------ Supplied material
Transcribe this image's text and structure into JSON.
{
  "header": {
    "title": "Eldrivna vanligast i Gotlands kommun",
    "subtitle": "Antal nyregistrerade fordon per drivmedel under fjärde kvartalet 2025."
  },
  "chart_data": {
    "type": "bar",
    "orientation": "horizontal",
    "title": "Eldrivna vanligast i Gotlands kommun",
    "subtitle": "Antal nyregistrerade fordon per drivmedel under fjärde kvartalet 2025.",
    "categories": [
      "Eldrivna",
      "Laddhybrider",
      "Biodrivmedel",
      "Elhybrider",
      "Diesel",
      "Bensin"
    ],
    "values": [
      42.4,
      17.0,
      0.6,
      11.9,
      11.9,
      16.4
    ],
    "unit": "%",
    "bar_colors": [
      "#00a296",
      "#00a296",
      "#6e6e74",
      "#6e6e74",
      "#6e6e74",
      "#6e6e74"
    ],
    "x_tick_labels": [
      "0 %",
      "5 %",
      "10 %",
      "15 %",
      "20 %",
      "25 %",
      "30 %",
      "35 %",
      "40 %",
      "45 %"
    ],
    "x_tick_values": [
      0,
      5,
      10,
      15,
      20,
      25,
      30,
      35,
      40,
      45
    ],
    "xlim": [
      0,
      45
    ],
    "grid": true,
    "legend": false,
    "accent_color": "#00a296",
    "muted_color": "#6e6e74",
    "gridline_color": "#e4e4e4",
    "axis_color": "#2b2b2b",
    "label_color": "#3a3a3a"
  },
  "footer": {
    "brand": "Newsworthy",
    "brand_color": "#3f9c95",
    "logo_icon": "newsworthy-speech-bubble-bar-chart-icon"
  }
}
------------
> _What is asked_:
Provide the number of lines containing the string "Antal", with no other output.

> _Exercise answer_:
2